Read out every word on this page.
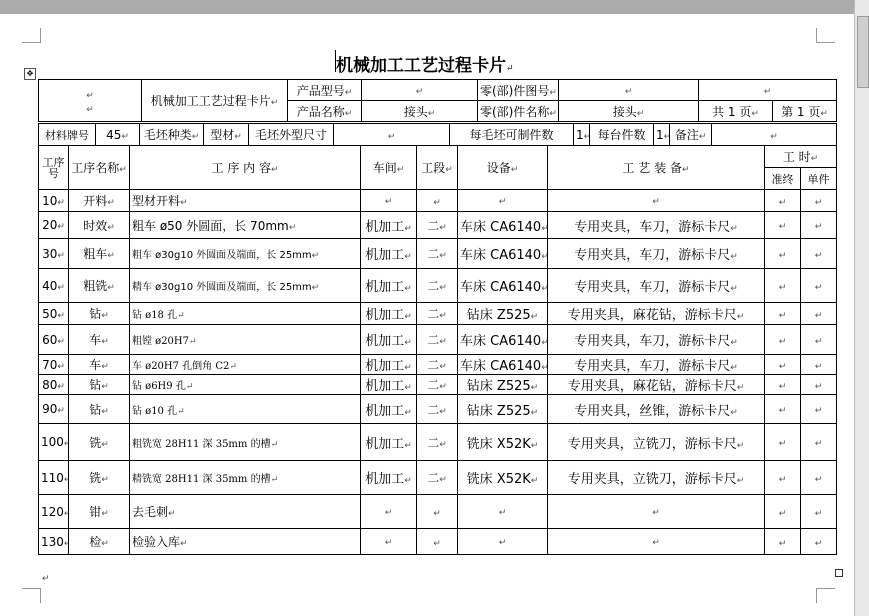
机械加工工艺过程卡片 ↵
✥
↵
↵	机械加工工艺过程卡片 ↵	产品型号 ↵	↵	零(部)件图号 ↵	↵	↵
		产品名称 ↵	接头 ↵	零(部)件名称 ↵	接头 ↵	共 1 页 ↵	第 1 页 ↵
材料牌号	45 ↵	毛坯种类 ↵	型材 ↵	毛坯外型尺寸	↵	每毛坯可制件数	1 ↵	每台件数	1 ↵	备注 ↵	↵
工序号	工序名称 ↵	工 序 内 容 ↵	车间 ↵	工段 ↵	设备 ↵	工 艺 装 备 ↵	工 时 ↵
							准终	单件
10 ↵	开料 ↵	型材开料 ↵	↵	↵	↵	↵	↵	↵
20 ↵	时效 ↵	粗车 ø50 外圆面，长 70mm ↵	机加工 ↵	二 ↵	车床 CA6140 ↵	专用夹具，车刀，游标卡尺 ↵	↵	↵
30 ↵	粗车 ↵	粗车 ø30g10 外圆面及端面，长 25mm ↵	机加工 ↵	二 ↵	车床 CA6140 ↵	专用夹具，车刀，游标卡尺 ↵	↵	↵
40 ↵	粗铣 ↵	精车 ø30g10 外圆面及端面，长 25mm ↵	机加工 ↵	二 ↵	车床 CA6140 ↵	专用夹具，车刀，游标卡尺 ↵	↵	↵
50 ↵	钻 ↵	钻 ø18 孔 ↵	机加工 ↵	二 ↵	钻床 Z525 ↵	专用夹具，麻花钻，游标卡尺 ↵	↵	↵
60 ↵	车 ↵	粗镗 ø20H7 ↵	机加工 ↵	二 ↵	车床 CA6140 ↵	专用夹具，车刀，游标卡尺 ↵	↵	↵
70 ↵	车 ↵	车 ø20H7 孔倒角 C2 ↵	机加工 ↵	二 ↵	车床 CA6140 ↵	专用夹具，车刀，游标卡尺 ↵	↵	↵
80 ↵	钻 ↵	钻 ø6H9 孔 ↵	机加工 ↵	二 ↵	钻床 Z525 ↵	专用夹具，麻花钻，游标卡尺 ↵	↵	↵
90 ↵	钻 ↵	钻 ø10 孔 ↵	机加工 ↵	二 ↵	钻床 Z525 ↵	专用夹具，丝锥，游标卡尺 ↵	↵	↵
100 ↵	铣 ↵	粗铣宽 28H11 深 35mm 的槽 ↵	机加工 ↵	二 ↵	铣床 X52K ↵	专用夹具，立铣刀，游标卡尺 ↵	↵	↵
110 ↵	铣 ↵	精铣宽 28H11 深 35mm 的槽 ↵	机加工 ↵	二 ↵	铣床 X52K ↵	专用夹具，立铣刀，游标卡尺 ↵	↵	↵
120 ↵	钳 ↵	去毛刺 ↵	↵	↵	↵	↵	↵	↵
130 ↵	检 ↵	检验入库 ↵	↵	↵	↵	↵	↵	↵
↵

■ **SHORT TASK**
Gather each line holding the string "游标卡尺".

■ **REPLY**
20 ↵	时效 ↵	粗车 ø50 外圆面，长 70mm ↵	机加工 ↵	二 ↵	车床 CA6140 ↵	专用夹具，车刀，游标卡尺 ↵	↵	↵
30 ↵	粗车 ↵	粗车 ø30g10 外圆面及端面，长 25mm ↵	机加工 ↵	二 ↵	车床 CA6140 ↵	专用夹具，车刀，游标卡尺 ↵	↵	↵
40 ↵	粗铣 ↵	精车 ø30g10 外圆面及端面，长 25mm ↵	机加工 ↵	二 ↵	车床 CA6140 ↵	专用夹具，车刀，游标卡尺 ↵	↵	↵
50 ↵	钻 ↵	钻 ø18 孔 ↵	机加工 ↵	二 ↵	钻床 Z525 ↵	专用夹具，麻花钻，游标卡尺 ↵	↵	↵
60 ↵	车 ↵	粗镗 ø20H7 ↵	机加工 ↵	二 ↵	车床 CA6140 ↵	专用夹具，车刀，游标卡尺 ↵	↵	↵
70 ↵	车 ↵	车 ø20H7 孔倒角 C2 ↵	机加工 ↵	二 ↵	车床 CA6140 ↵	专用夹具，车刀，游标卡尺 ↵	↵	↵
80 ↵	钻 ↵	钻 ø6H9 孔 ↵	机加工 ↵	二 ↵	钻床 Z525 ↵	专用夹具，麻花钻，游标卡尺 ↵	↵	↵
90 ↵	钻 ↵	钻 ø10 孔 ↵	机加工 ↵	二 ↵	钻床 Z525 ↵	专用夹具，丝锥，游标卡尺 ↵	↵	↵
100 ↵	铣 ↵	粗铣宽 28H11 深 35mm 的槽 ↵	机加工 ↵	二 ↵	铣床 X52K ↵	专用夹具，立铣刀，游标卡尺 ↵	↵	↵
110 ↵	铣 ↵	精铣宽 28H11 深 35mm 的槽 ↵	机加工 ↵	二 ↵	铣床 X52K ↵	专用夹具，立铣刀，游标卡尺 ↵	↵	↵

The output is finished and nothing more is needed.